*Working data:*
# # # #

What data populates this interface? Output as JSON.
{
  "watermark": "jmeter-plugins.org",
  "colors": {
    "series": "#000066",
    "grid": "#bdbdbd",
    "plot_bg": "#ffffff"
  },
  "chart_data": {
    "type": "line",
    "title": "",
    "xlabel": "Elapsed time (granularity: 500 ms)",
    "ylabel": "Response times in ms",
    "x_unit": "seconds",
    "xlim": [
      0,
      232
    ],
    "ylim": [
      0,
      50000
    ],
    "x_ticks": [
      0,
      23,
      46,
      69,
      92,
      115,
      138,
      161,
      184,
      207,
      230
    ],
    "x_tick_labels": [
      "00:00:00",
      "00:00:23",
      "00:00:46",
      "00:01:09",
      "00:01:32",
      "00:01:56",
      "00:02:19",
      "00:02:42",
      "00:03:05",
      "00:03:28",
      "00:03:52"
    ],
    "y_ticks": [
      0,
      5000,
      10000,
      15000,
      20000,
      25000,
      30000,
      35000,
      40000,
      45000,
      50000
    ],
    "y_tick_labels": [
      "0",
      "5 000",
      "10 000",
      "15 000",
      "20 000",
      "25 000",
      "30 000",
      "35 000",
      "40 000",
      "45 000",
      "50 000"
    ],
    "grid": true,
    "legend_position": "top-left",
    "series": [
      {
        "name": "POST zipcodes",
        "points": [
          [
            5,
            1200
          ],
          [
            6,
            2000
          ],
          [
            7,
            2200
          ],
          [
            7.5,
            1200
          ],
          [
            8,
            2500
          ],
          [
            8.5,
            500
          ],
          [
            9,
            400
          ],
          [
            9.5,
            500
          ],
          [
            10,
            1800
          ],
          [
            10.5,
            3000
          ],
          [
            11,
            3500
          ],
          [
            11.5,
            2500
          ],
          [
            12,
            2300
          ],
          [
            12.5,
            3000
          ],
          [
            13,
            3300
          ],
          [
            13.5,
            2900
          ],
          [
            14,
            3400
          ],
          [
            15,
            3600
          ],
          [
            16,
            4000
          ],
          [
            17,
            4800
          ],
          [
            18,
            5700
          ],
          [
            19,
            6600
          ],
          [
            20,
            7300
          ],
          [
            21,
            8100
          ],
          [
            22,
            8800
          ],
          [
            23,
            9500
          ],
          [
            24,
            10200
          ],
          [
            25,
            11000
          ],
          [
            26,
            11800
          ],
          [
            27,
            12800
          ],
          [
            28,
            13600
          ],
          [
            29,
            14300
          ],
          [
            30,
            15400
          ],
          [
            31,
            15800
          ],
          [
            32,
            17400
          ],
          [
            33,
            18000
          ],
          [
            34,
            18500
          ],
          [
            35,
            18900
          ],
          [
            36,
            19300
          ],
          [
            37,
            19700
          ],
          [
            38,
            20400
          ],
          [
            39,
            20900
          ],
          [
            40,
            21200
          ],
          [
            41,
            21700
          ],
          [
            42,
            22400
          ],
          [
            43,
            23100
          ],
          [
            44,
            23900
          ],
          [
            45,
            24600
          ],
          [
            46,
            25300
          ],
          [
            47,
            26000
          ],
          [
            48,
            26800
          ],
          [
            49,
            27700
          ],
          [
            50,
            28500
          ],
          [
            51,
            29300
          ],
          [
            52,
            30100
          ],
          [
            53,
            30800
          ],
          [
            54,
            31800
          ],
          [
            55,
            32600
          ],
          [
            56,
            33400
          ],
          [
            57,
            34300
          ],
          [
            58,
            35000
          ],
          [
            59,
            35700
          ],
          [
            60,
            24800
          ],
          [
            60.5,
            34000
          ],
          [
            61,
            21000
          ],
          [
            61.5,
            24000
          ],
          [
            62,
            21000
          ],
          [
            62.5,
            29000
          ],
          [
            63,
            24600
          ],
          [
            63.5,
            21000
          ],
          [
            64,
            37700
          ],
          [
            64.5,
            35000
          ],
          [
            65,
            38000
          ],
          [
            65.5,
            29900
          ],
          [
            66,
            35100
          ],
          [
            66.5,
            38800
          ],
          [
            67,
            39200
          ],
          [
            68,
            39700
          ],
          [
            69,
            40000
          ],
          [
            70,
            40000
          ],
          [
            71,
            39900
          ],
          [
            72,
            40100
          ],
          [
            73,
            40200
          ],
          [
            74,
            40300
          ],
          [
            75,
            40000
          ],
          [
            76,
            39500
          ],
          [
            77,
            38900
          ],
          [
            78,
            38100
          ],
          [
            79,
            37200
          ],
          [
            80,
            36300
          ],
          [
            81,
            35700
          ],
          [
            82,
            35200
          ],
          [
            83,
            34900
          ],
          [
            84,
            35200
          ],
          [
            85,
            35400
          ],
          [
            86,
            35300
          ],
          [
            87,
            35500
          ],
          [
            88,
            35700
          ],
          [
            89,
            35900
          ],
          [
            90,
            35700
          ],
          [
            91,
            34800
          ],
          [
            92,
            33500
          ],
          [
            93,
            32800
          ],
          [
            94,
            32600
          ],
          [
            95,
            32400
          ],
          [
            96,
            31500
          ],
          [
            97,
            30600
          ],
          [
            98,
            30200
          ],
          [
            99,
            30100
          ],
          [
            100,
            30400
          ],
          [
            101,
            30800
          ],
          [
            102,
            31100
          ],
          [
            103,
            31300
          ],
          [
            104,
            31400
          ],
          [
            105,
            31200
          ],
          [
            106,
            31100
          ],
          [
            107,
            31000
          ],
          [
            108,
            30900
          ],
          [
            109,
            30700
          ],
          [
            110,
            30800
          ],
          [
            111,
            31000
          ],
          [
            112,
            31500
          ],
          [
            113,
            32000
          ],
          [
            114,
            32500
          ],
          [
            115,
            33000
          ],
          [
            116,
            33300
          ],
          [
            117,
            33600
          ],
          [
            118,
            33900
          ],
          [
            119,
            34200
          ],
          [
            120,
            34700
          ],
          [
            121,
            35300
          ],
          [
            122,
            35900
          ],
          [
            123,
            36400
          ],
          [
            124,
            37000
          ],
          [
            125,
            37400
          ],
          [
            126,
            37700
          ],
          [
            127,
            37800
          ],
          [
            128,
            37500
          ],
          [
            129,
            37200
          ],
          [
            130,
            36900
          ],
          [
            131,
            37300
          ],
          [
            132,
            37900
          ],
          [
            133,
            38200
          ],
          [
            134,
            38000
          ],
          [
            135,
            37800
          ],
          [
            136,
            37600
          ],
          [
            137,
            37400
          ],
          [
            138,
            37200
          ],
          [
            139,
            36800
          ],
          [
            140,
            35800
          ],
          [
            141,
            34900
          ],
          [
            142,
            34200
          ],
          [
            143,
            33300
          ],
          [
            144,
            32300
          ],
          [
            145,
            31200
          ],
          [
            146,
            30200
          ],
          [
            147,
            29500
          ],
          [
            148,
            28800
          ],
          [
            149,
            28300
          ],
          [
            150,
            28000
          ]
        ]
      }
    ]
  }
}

# # # #

Output all of the data again. Match it exactly.

What data populates this interface? Output as JSON.
{
  "watermark": "jmeter-plugins.org",
  "colors": {
    "series": "#000066",
    "grid": "#bdbdbd",
    "plot_bg": "#ffffff"
  },
  "chart_data": {
    "type": "line",
    "title": "",
    "xlabel": "Elapsed time (granularity: 500 ms)",
    "ylabel": "Response times in ms",
    "x_unit": "seconds",
    "xlim": [
      0,
      232
    ],
    "ylim": [
      0,
      50000
    ],
    "x_ticks": [
      0,
      23,
      46,
      69,
      92,
      115,
      138,
      161,
      184,
      207,
      230
    ],
    "x_tick_labels": [
      "00:00:00",
      "00:00:23",
      "00:00:46",
      "00:01:09",
      "00:01:32",
      "00:01:56",
      "00:02:19",
      "00:02:42",
      "00:03:05",
      "00:03:28",
      "00:03:52"
    ],
    "y_ticks": [
      0,
      5000,
      10000,
      15000,
      20000,
      25000,
      30000,
      35000,
      40000,
      45000,
      50000
    ],
    "y_tick_labels": [
      "0",
      "5 000",
      "10 000",
      "15 000",
      "20 000",
      "25 000",
      "30 000",
      "35 000",
      "40 000",
      "45 000",
      "50 000"
    ],
    "grid": true,
    "legend_position": "top-left",
    "series": [
      {
        "name": "POST zipcodes",
        "points": [
          [
            5,
            1200
          ],
          [
            6,
            2000
          ],
          [
            7,
            2200
          ],
          [
            7.5,
            1200
          ],
          [
            8,
            2500
          ],
          [
            8.5,
            500
          ],
          [
            9,
            400
          ],
          [
            9.5,
            500
          ],
          [
            10,
            1800
          ],
          [
            10.5,
            3000
          ],
          [
            11,
            3500
          ],
          [
            11.5,
            2500
          ],
          [
            12,
            2300
          ],
          [
            12.5,
            3000
          ],
          [
            13,
            3300
          ],
          [
            13.5,
            2900
          ],
          [
            14,
            3400
          ],
          [
            15,
            3600
          ],
          [
            16,
            4000
          ],
          [
            17,
            4800
          ],
          [
            18,
            5700
          ],
          [
            19,
            6600
          ],
          [
            20,
            7300
          ],
          [
            21,
            8100
          ],
          [
            22,
            8800
          ],
          [
            23,
            9500
          ],
          [
            24,
            10200
          ],
          [
            25,
            11000
          ],
          [
            26,
            11800
          ],
          [
            27,
            12800
          ],
          [
            28,
            13600
          ],
          [
            29,
            14300
          ],
          [
            30,
            15400
          ],
          [
            31,
            15800
          ],
          [
            32,
            17400
          ],
          [
            33,
            18000
          ],
          [
            34,
            18500
          ],
          [
            35,
            18900
          ],
          [
            36,
            19300
          ],
          [
            37,
            19700
          ],
          [
            38,
            20400
          ],
          [
            39,
            20900
          ],
          [
            40,
            21200
          ],
          [
            41,
            21700
          ],
          [
            42,
            22400
          ],
          [
            43,
            23100
          ],
          [
            44,
            23900
          ],
          [
            45,
            24600
          ],
          [
            46,
            25300
          ],
          [
            47,
            26000
          ],
          [
            48,
            26800
          ],
          [
            49,
            27700
          ],
          [
            50,
            28500
          ],
          [
            51,
            29300
          ],
          [
            52,
            30100
          ],
          [
            53,
            30800
          ],
          [
            54,
            31800
          ],
          [
            55,
            32600
          ],
          [
            56,
            33400
          ],
          [
            57,
            34300
          ],
          [
            58,
            35000
          ],
          [
            59,
            35700
          ],
          [
            60,
            24800
          ],
          [
            60.5,
            34000
          ],
          [
            61,
            21000
          ],
          [
            61.5,
            24000
          ],
          [
            62,
            21000
          ],
          [
            62.5,
            29000
          ],
          [
            63,
            24600
          ],
          [
            63.5,
            21000
          ],
          [
            64,
            37700
          ],
          [
            64.5,
            35000
          ],
          [
            65,
            38000
          ],
          [
            65.5,
            29900
          ],
          [
            66,
            35100
          ],
          [
            66.5,
            38800
          ],
          [
            67,
            39200
          ],
          [
            68,
            39700
          ],
          [
            69,
            40000
          ],
          [
            70,
            40000
          ],
          [
            71,
            39900
          ],
          [
            72,
            40100
          ],
          [
            73,
            40200
          ],
          [
            74,
            40300
          ],
          [
            75,
            40000
          ],
          [
            76,
            39500
          ],
          [
            77,
            38900
          ],
          [
            78,
            38100
          ],
          [
            79,
            37200
          ],
          [
            80,
            36300
          ],
          [
            81,
            35700
          ],
          [
            82,
            35200
          ],
          [
            83,
            34900
          ],
          [
            84,
            35200
          ],
          [
            85,
            35400
          ],
          [
            86,
            35300
          ],
          [
            87,
            35500
          ],
          [
            88,
            35700
          ],
          [
            89,
            35900
          ],
          [
            90,
            35700
          ],
          [
            91,
            34800
          ],
          [
            92,
            33500
          ],
          [
            93,
            32800
          ],
          [
            94,
            32600
          ],
          [
            95,
            32400
          ],
          [
            96,
            31500
          ],
          [
            97,
            30600
          ],
          [
            98,
            30200
          ],
          [
            99,
            30100
          ],
          [
            100,
            30400
          ],
          [
            101,
            30800
          ],
          [
            102,
            31100
          ],
          [
            103,
            31300
          ],
          [
            104,
            31400
          ],
          [
            105,
            31200
          ],
          [
            106,
            31100
          ],
          [
            107,
            31000
          ],
          [
            108,
            30900
          ],
          [
            109,
            30700
          ],
          [
            110,
            30800
          ],
          [
            111,
            31000
          ],
          [
            112,
            31500
          ],
          [
            113,
            32000
          ],
          [
            114,
            32500
          ],
          [
            115,
            33000
          ],
          [
            116,
            33300
          ],
          [
            117,
            33600
          ],
          [
            118,
            33900
          ],
          [
            119,
            34200
          ],
          [
            120,
            34700
          ],
          [
            121,
            35300
          ],
          [
            122,
            35900
          ],
          [
            123,
            36400
          ],
          [
            124,
            37000
          ],
          [
            125,
            37400
          ],
          [
            126,
            37700
          ],
          [
            127,
            37800
          ],
          [
            128,
            37500
          ],
          [
            129,
            37200
          ],
          [
            130,
            36900
          ],
          [
            131,
            37300
          ],
          [
            132,
            37900
          ],
          [
            133,
            38200
          ],
          [
            134,
            38000
          ],
          [
            135,
            37800
          ],
          [
            136,
            37600
          ],
          [
            137,
            37400
          ],
          [
            138,
            37200
          ],
          [
            139,
            36800
          ],
          [
            140,
            35800
          ],
          [
            141,
            34900
          ],
          [
            142,
            34200
          ],
          [
            143,
            33300
          ],
          [
            144,
            32300
          ],
          [
            145,
            31200
          ],
          [
            146,
            30200
          ],
          [
            147,
            29500
          ],
          [
            148,
            28800
          ],
          [
            149,
            28300
          ],
          [
            150,
            28000
          ]
        ]
      }
    ]
  }
}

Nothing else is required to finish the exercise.